- _Exercise goal_: Write each line out exactly, leaving none out.

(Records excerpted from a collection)

◇ ◇ ◇ ◇ ◇ ◇ ◇

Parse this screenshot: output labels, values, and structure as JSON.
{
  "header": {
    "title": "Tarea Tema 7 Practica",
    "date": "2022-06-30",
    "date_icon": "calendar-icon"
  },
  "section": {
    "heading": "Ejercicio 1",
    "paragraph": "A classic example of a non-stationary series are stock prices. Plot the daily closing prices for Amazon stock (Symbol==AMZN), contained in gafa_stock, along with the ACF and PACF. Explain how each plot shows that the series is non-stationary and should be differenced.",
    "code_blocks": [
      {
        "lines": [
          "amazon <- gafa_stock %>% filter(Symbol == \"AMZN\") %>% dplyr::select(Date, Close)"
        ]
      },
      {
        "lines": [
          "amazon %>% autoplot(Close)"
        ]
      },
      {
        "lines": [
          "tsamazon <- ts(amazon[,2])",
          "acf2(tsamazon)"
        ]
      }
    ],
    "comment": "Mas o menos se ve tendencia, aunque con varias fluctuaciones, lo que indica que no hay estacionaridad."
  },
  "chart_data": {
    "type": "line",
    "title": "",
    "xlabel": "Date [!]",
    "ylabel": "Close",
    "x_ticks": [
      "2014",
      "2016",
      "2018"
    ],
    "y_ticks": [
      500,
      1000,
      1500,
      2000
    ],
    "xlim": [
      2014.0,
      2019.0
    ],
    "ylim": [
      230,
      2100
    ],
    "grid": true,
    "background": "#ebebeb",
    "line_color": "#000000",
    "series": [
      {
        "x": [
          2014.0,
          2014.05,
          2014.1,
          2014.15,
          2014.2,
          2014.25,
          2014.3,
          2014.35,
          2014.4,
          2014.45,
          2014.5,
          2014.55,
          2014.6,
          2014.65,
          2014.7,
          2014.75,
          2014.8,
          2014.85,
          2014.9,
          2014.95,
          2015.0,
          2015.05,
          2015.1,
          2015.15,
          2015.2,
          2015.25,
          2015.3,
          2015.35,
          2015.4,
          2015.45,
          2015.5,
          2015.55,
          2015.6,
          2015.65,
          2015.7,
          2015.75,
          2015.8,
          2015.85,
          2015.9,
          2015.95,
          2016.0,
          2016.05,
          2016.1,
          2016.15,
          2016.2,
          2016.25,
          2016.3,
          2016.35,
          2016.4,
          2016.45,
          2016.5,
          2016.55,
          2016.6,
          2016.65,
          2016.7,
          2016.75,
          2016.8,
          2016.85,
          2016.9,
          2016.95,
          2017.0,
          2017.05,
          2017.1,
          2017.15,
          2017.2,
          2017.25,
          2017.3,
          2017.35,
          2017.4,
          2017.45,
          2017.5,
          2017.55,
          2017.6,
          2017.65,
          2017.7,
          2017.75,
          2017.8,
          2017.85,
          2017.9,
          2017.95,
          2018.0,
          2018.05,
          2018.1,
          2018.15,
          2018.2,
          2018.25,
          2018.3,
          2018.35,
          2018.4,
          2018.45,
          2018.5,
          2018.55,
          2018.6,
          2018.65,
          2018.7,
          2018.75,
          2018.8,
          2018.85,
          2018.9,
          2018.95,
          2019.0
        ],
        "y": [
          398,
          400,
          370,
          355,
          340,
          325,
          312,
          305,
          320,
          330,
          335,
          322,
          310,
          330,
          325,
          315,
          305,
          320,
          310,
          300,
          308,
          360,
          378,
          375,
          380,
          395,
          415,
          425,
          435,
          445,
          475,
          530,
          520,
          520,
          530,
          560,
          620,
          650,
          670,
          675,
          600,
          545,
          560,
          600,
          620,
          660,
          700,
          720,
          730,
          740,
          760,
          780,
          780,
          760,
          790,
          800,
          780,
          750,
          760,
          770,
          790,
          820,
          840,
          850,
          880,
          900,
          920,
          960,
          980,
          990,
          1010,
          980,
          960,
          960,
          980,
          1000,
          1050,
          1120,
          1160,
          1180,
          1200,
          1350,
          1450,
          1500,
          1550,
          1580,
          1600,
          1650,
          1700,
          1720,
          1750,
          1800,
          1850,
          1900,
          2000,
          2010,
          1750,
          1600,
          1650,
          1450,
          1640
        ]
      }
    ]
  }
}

◇ ◇ ◇ ◇ ◇ ◇ ◇

- _Output for this exercise_:
Parse this screenshot: output labels, values, and structure as JSON.
{
  "header": {
    "title": "Tarea Tema 7 Practica",
    "date": "2022-06-30",
    "date_icon": "calendar-icon"
  },
  "section": {
    "heading": "Ejercicio 1",
    "paragraph": "A classic example of a non-stationary series are stock prices. Plot the daily closing prices for Amazon stock (Symbol==AMZN), contained in gafa_stock, along with the ACF and PACF. Explain how each plot shows that the series is non-stationary and should be differenced.",
    "code_blocks": [
      {
        "lines": [
          "amazon <- gafa_stock %>% filter(Symbol == \"AMZN\") %>% dplyr::select(Date, Close)"
        ]
      },
      {
        "lines": [
          "amazon %>% autoplot(Close)"
        ]
      },
      {
        "lines": [
          "tsamazon <- ts(amazon[,2])",
          "acf2(tsamazon)"
        ]
      }
    ],
    "comment": "Mas o menos se ve tendencia, aunque con varias fluctuaciones, lo que indica que no hay estacionaridad."
  },
  "chart_data": {
    "type": "line",
    "title": "",
    "xlabel": "Date [!]",
    "ylabel": "Close",
    "x_ticks": [
      "2014",
      "2016",
      "2018"
    ],
    "y_ticks": [
      500,
      1000,
      1500,
      2000
    ],
    "xlim": [
      2014.0,
      2019.0
    ],
    "ylim": [
      230,
      2100
    ],
    "grid": true,
    "background": "#ebebeb",
    "line_color": "#000000",
    "series": [
      {
        "x": [
          2014.0,
          2014.05,
          2014.1,
          2014.15,
          2014.2,
          2014.25,
          2014.3,
          2014.35,
          2014.4,
          2014.45,
          2014.5,
          2014.55,
          2014.6,
          2014.65,
          2014.7,
          2014.75,
          2014.8,
          2014.85,
          2014.9,
          2014.95,
          2015.0,
          2015.05,
          2015.1,
          2015.15,
          2015.2,
          2015.25,
          2015.3,
          2015.35,
          2015.4,
          2015.45,
          2015.5,
          2015.55,
          2015.6,
          2015.65,
          2015.7,
          2015.75,
          2015.8,
          2015.85,
          2015.9,
          2015.95,
          2016.0,
          2016.05,
          2016.1,
          2016.15,
          2016.2,
          2016.25,
          2016.3,
          2016.35,
          2016.4,
          2016.45,
          2016.5,
          2016.55,
          2016.6,
          2016.65,
          2016.7,
          2016.75,
          2016.8,
          2016.85,
          2016.9,
          2016.95,
          2017.0,
          2017.05,
          2017.1,
          2017.15,
          2017.2,
          2017.25,
          2017.3,
          2017.35,
          2017.4,
          2017.45,
          2017.5,
          2017.55,
          2017.6,
          2017.65,
          2017.7,
          2017.75,
          2017.8,
          2017.85,
          2017.9,
          2017.95,
          2018.0,
          2018.05,
          2018.1,
          2018.15,
          2018.2,
          2018.25,
          2018.3,
          2018.35,
          2018.4,
          2018.45,
          2018.5,
          2018.55,
          2018.6,
          2018.65,
          2018.7,
          2018.75,
          2018.8,
          2018.85,
          2018.9,
          2018.95,
          2019.0
        ],
        "y": [
          398,
          400,
          370,
          355,
          340,
          325,
          312,
          305,
          320,
          330,
          335,
          322,
          310,
          330,
          325,
          315,
          305,
          320,
          310,
          300,
          308,
          360,
          378,
          375,
          380,
          395,
          415,
          425,
          435,
          445,
          475,
          530,
          520,
          520,
          530,
          560,
          620,
          650,
          670,
          675,
          600,
          545,
          560,
          600,
          620,
          660,
          700,
          720,
          730,
          740,
          760,
          780,
          780,
          760,
          790,
          800,
          780,
          750,
          760,
          770,
          790,
          820,
          840,
          850,
          880,
          900,
          920,
          960,
          980,
          990,
          1010,
          980,
          960,
          960,
          980,
          1000,
          1050,
          1120,
          1160,
          1180,
          1200,
          1350,
          1450,
          1500,
          1550,
          1580,
          1600,
          1650,
          1700,
          1720,
          1750,
          1800,
          1850,
          1900,
          2000,
          2010,
          1750,
          1600,
          1650,
          1450,
          1640
        ]
      }
    ]
  }
}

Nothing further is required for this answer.